■ **Task objective**: Reproduce all the lines below exactly and omit the images.

Extracted records:
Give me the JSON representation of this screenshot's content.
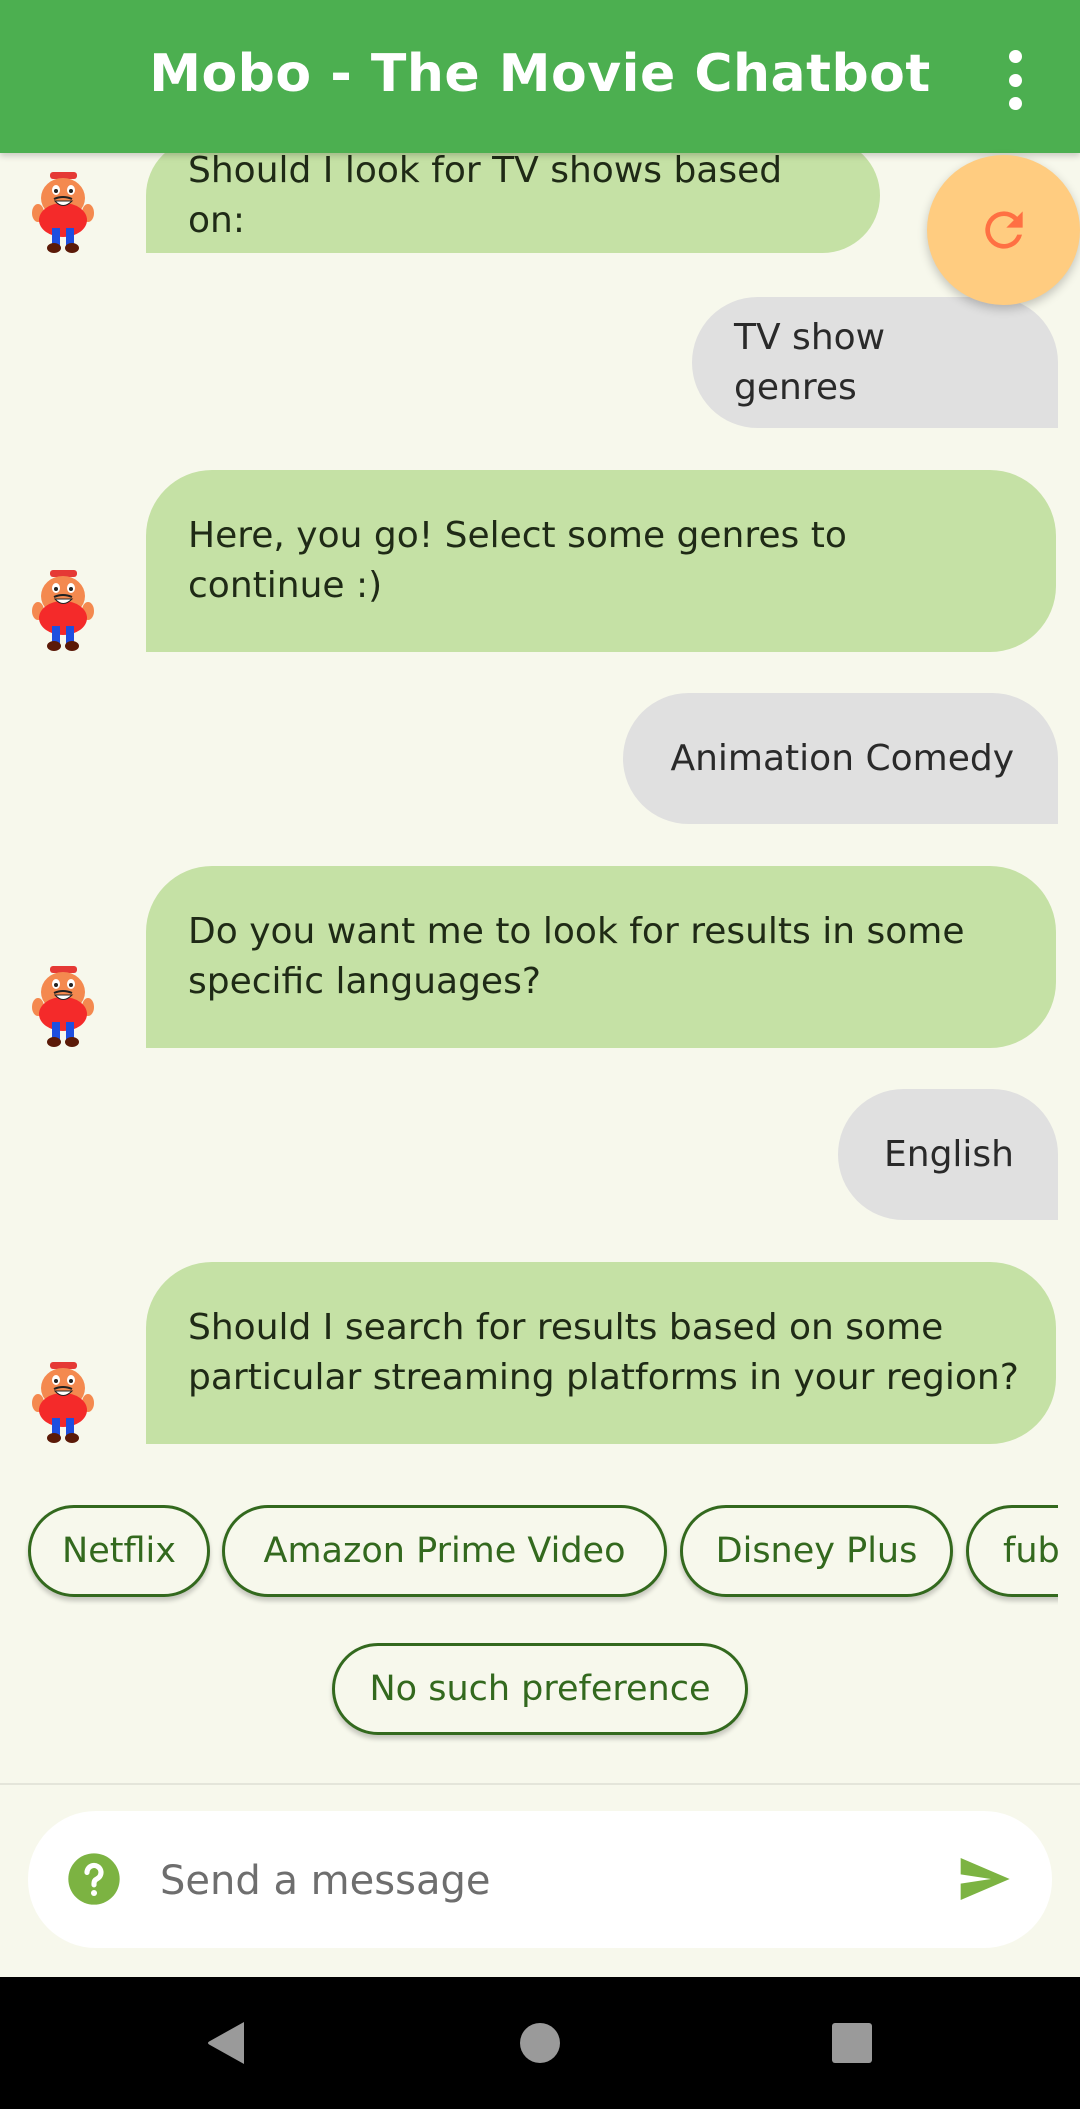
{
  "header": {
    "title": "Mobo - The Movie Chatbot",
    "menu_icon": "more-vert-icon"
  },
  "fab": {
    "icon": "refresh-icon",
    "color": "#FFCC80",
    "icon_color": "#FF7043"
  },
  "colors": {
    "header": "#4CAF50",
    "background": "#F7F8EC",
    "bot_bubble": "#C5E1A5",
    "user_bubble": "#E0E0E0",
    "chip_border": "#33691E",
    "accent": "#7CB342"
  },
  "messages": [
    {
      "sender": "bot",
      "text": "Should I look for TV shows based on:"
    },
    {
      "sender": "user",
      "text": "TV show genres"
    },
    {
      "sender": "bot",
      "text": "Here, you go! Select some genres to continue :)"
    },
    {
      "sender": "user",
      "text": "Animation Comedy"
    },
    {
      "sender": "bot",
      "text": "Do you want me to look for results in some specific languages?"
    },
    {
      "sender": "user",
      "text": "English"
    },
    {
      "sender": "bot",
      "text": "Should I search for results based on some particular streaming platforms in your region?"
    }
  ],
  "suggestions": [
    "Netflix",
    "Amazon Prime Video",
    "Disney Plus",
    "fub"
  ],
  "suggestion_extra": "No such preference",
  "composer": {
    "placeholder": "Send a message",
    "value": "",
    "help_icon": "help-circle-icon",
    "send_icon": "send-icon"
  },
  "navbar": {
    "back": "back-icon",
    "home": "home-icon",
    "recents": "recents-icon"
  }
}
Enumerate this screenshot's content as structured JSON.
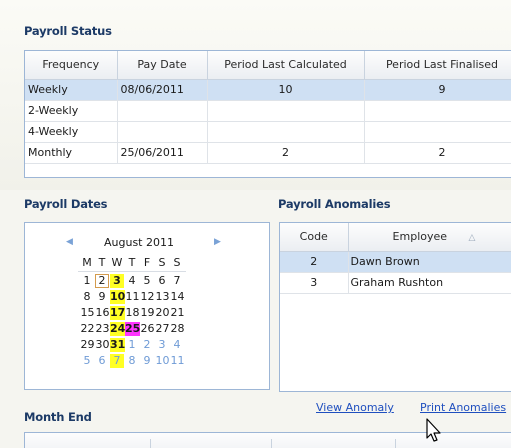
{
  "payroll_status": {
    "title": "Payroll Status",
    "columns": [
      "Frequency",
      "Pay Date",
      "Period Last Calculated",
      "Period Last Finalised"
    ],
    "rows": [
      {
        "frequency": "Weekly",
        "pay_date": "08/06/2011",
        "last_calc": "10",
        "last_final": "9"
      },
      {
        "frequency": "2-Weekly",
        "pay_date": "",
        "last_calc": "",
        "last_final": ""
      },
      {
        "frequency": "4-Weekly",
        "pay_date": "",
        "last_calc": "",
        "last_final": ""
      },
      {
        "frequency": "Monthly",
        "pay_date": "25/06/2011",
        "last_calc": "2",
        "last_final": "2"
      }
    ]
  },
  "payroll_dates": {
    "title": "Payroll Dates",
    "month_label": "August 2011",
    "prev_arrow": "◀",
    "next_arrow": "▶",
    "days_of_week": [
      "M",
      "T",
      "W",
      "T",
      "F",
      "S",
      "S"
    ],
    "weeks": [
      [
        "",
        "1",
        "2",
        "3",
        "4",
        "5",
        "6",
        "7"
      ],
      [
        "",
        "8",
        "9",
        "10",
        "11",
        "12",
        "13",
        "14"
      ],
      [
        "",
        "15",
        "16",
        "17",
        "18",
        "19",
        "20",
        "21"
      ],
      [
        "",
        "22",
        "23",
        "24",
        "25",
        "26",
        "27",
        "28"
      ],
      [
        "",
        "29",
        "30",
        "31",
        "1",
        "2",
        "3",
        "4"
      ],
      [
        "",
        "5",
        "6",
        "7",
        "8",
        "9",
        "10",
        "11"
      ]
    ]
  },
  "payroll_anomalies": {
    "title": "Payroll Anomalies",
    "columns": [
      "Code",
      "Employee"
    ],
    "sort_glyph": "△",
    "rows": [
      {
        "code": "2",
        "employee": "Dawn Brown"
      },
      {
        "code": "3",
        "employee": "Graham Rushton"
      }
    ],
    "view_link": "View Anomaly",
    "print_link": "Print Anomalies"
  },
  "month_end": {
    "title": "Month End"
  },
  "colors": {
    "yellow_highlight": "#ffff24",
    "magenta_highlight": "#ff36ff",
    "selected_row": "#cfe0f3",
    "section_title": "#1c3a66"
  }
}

■ **Task result**:
Give me the JSON representation of this screenshot's content.
{
  "header": {
    "title": "Mobo - The Movie Chatbot",
    "menu_icon": "more-vert-icon"
  },
  "fab": {
    "icon": "refresh-icon",
    "color": "#FFCC80",
    "icon_color": "#FF7043"
  },
  "colors": {
    "header": "#4CAF50",
    "background": "#F7F8EC",
    "bot_bubble": "#C5E1A5",
    "user_bubble": "#E0E0E0",
    "chip_border": "#33691E",
    "accent": "#7CB342"
  },
  "messages": [
    {
      "sender": "bot",
      "text": "Should I look for TV shows based on:"
    },
    {
      "sender": "user",
      "text": "TV show genres"
    },
    {
      "sender": "bot",
      "text": "Here, you go! Select some genres to continue :)"
    },
    {
      "sender": "user",
      "text": "Animation Comedy"
    },
    {
      "sender": "bot",
      "text": "Do you want me to look for results in some specific languages?"
    },
    {
      "sender": "user",
      "text": "English"
    },
    {
      "sender": "bot",
      "text": "Should I search for results based on some particular streaming platforms in your region?"
    }
  ],
  "suggestions": [
    "Netflix",
    "Amazon Prime Video",
    "Disney Plus",
    "fub"
  ],
  "suggestion_extra": "No such preference",
  "composer": {
    "placeholder": "Send a message",
    "value": "",
    "help_icon": "help-circle-icon",
    "send_icon": "send-icon"
  },
  "navbar": {
    "back": "back-icon",
    "home": "home-icon",
    "recents": "recents-icon"
  }
}
Enumerate this screenshot's content as structured JSON.
{
  "payroll_status": {
    "title": "Payroll Status",
    "columns": [
      "Frequency",
      "Pay Date",
      "Period Last Calculated",
      "Period Last Finalised"
    ],
    "rows": [
      {
        "frequency": "Weekly",
        "pay_date": "08/06/2011",
        "last_calc": "10",
        "last_final": "9"
      },
      {
        "frequency": "2-Weekly",
        "pay_date": "",
        "last_calc": "",
        "last_final": ""
      },
      {
        "frequency": "4-Weekly",
        "pay_date": "",
        "last_calc": "",
        "last_final": ""
      },
      {
        "frequency": "Monthly",
        "pay_date": "25/06/2011",
        "last_calc": "2",
        "last_final": "2"
      }
    ]
  },
  "payroll_dates": {
    "title": "Payroll Dates",
    "month_label": "August 2011",
    "prev_arrow": "◀",
    "next_arrow": "▶",
    "days_of_week": [
      "M",
      "T",
      "W",
      "T",
      "F",
      "S",
      "S"
    ],
    "weeks": [
      [
        "",
        "1",
        "2",
        "3",
        "4",
        "5",
        "6",
        "7"
      ],
      [
        "",
        "8",
        "9",
        "10",
        "11",
        "12",
        "13",
        "14"
      ],
      [
        "",
        "15",
        "16",
        "17",
        "18",
        "19",
        "20",
        "21"
      ],
      [
        "",
        "22",
        "23",
        "24",
        "25",
        "26",
        "27",
        "28"
      ],
      [
        "",
        "29",
        "30",
        "31",
        "1",
        "2",
        "3",
        "4"
      ],
      [
        "",
        "5",
        "6",
        "7",
        "8",
        "9",
        "10",
        "11"
      ]
    ]
  },
  "payroll_anomalies": {
    "title": "Payroll Anomalies",
    "columns": [
      "Code",
      "Employee"
    ],
    "sort_glyph": "△",
    "rows": [
      {
        "code": "2",
        "employee": "Dawn Brown"
      },
      {
        "code": "3",
        "employee": "Graham Rushton"
      }
    ],
    "view_link": "View Anomaly",
    "print_link": "Print Anomalies"
  },
  "month_end": {
    "title": "Month End"
  },
  "colors": {
    "yellow_highlight": "#ffff24",
    "magenta_highlight": "#ff36ff",
    "selected_row": "#cfe0f3",
    "section_title": "#1c3a66"
  }
}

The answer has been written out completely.